## Exercise task:
Copy, from the entries below, each line in which the string "left" appears.

[BEGIN Material]

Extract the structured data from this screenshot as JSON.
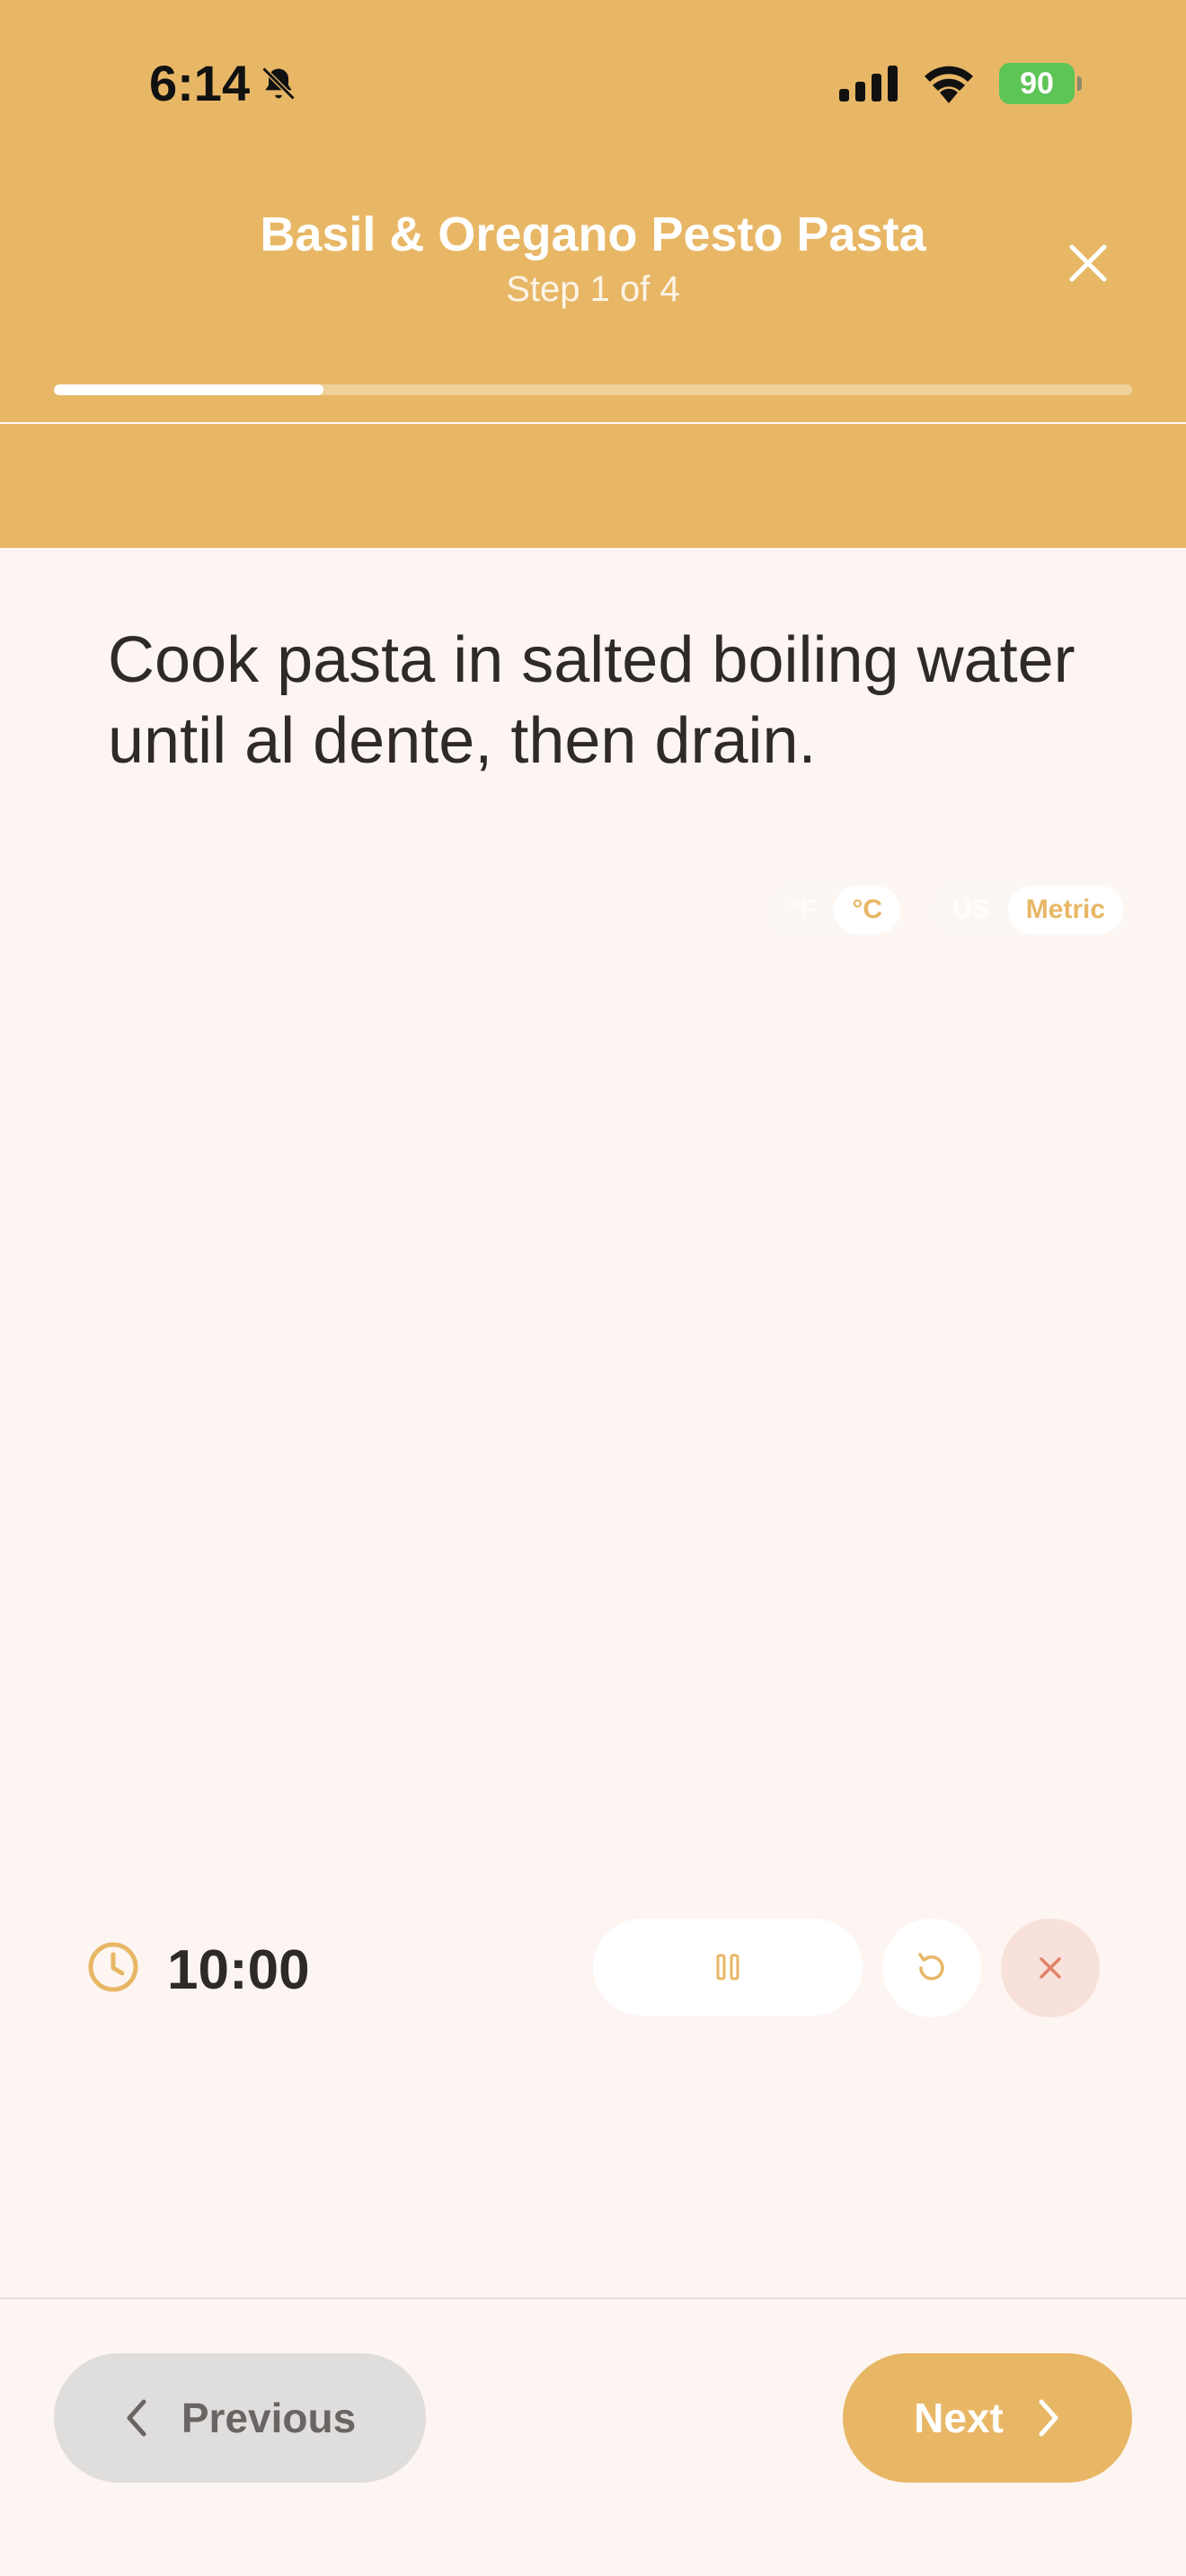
{
  "status_bar": {
    "time": "6:14",
    "battery": "90"
  },
  "header": {
    "title": "Basil & Oregano Pesto Pasta",
    "step_text": "Step 1 of 4",
    "progress": 0.25
  },
  "toggles": {
    "temperature": {
      "options": [
        "°F",
        "°C"
      ],
      "selected": "°C"
    },
    "units": {
      "options": [
        "US",
        "Metric"
      ],
      "selected": "Metric"
    }
  },
  "instruction": "Cook pasta in salted boiling water until al dente, then drain.",
  "timer": {
    "value": "10:00"
  },
  "footer": {
    "previous_label": "Previous",
    "next_label": "Next"
  },
  "colors": {
    "accent": "#E8B766",
    "background": "#FDF5F1",
    "cancel_tint": "#F8E1DA",
    "cancel_icon": "#E0826A"
  },
  "icons": [
    "bell-slash-icon",
    "signal-icon",
    "wifi-icon",
    "battery-icon",
    "close-icon",
    "clock-icon",
    "pause-icon",
    "reset-icon",
    "cancel-icon",
    "chevron-left-icon",
    "chevron-right-icon"
  ]
}
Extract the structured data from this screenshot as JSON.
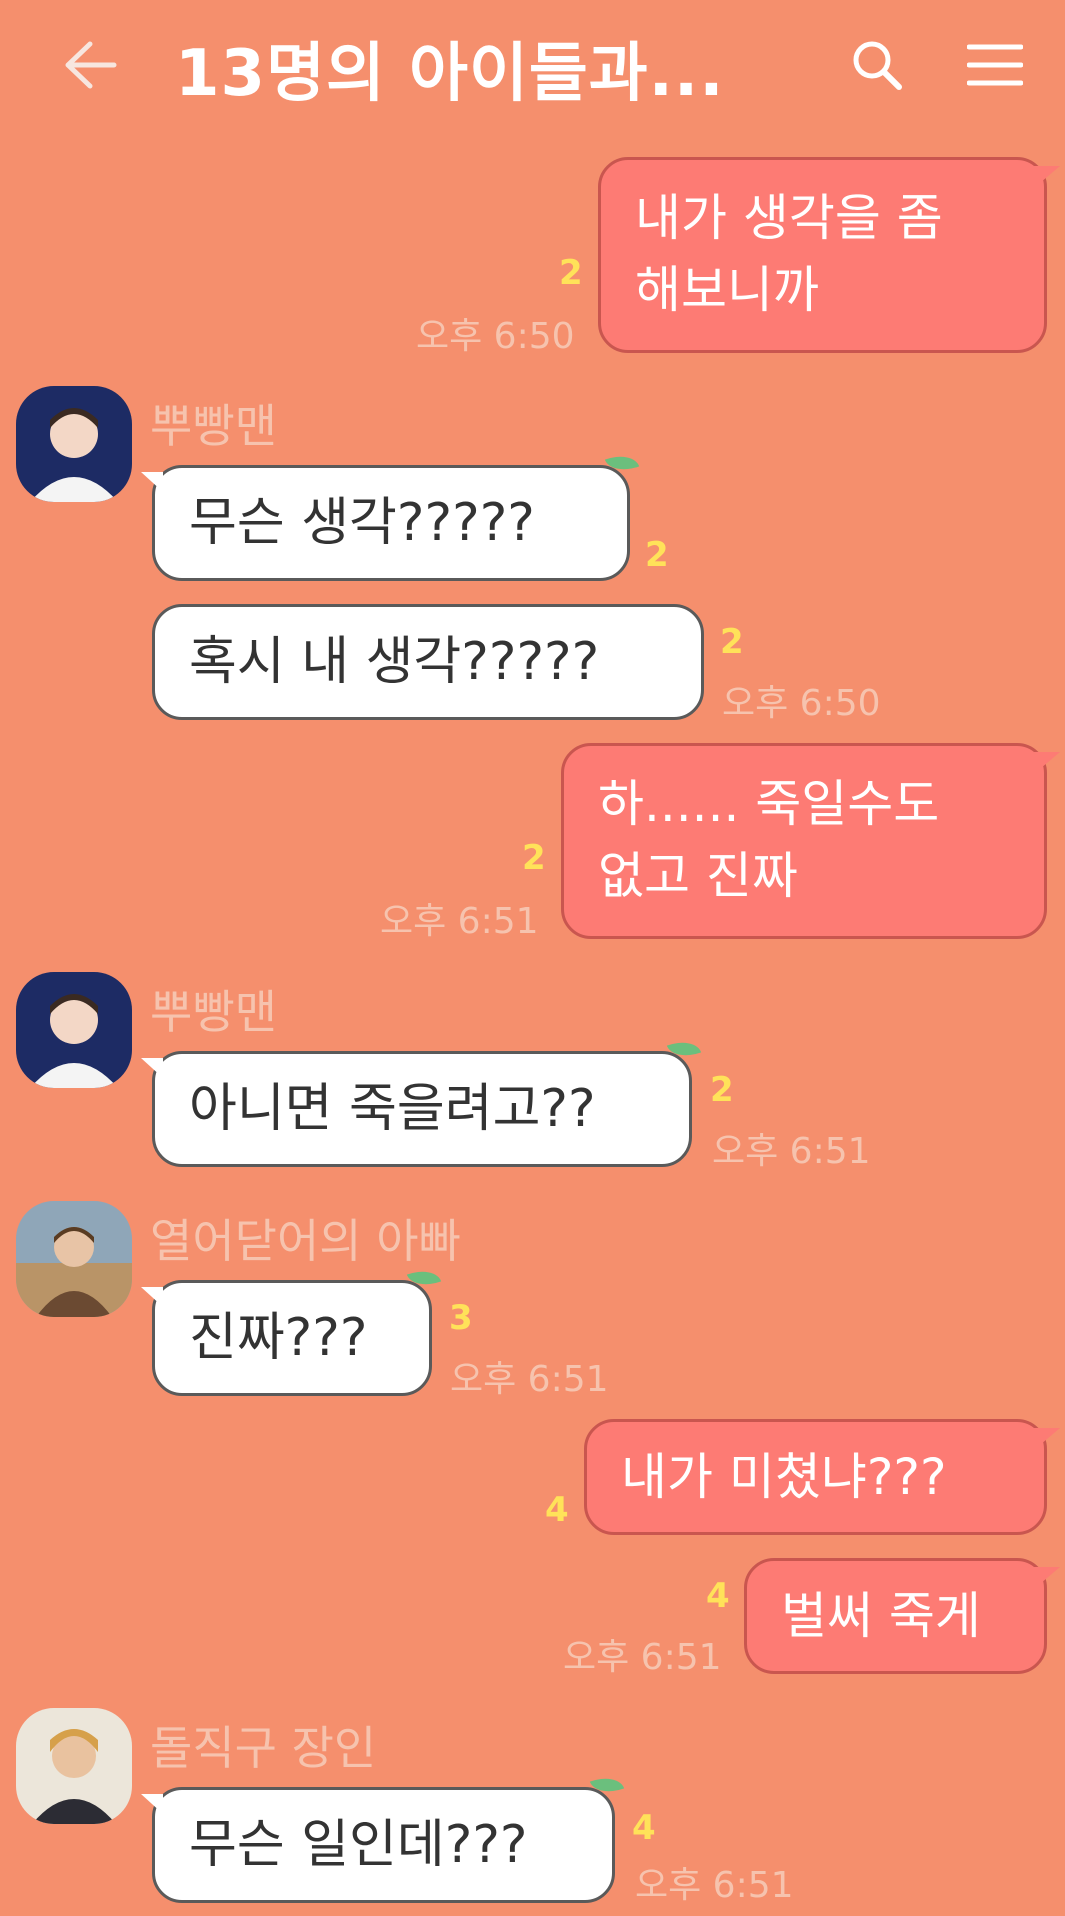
{
  "header": {
    "title": "13명의 아이들과...",
    "back_icon": "arrow-left-icon",
    "search_icon": "search-icon",
    "menu_icon": "hamburger-menu-icon"
  },
  "colors": {
    "background": "#f58f6d",
    "outgoing_bubble": "#fd7b74",
    "incoming_bubble": "#ffffff",
    "unread_count": "#ffe259",
    "meta_text": "#f6c3ae"
  },
  "messages": [
    {
      "direction": "out",
      "line1": "내가 생각을 좀",
      "line2": "해보니까",
      "unread": "2",
      "time": "오후 6:50"
    },
    {
      "direction": "in",
      "sender": "뿌빵맨",
      "text": "무슨 생각?????",
      "unread": "2"
    },
    {
      "direction": "in",
      "text": "혹시 내 생각?????",
      "unread": "2",
      "time": "오후 6:50"
    },
    {
      "direction": "out",
      "line1": "하...... 죽일수도",
      "line2": "없고 진짜",
      "unread": "2",
      "time": "오후 6:51"
    },
    {
      "direction": "in",
      "sender": "뿌빵맨",
      "text": "아니면 죽을려고??",
      "unread": "2",
      "time": "오후 6:51"
    },
    {
      "direction": "in",
      "sender": "열어닫어의 아빠",
      "text": "진짜???",
      "unread": "3",
      "time": "오후 6:51"
    },
    {
      "direction": "out",
      "text": "내가 미쳤냐???",
      "unread": "4"
    },
    {
      "direction": "out",
      "text": "벌써 죽게",
      "unread": "4",
      "time": "오후 6:51"
    },
    {
      "direction": "in",
      "sender": "돌직구 장인",
      "text": "무슨 일인데???",
      "unread": "4",
      "time": "오후 6:51"
    }
  ]
}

[END Material]

## Response:
    "chevron-left-icon",
    "back_icon": "arrow-left-icon",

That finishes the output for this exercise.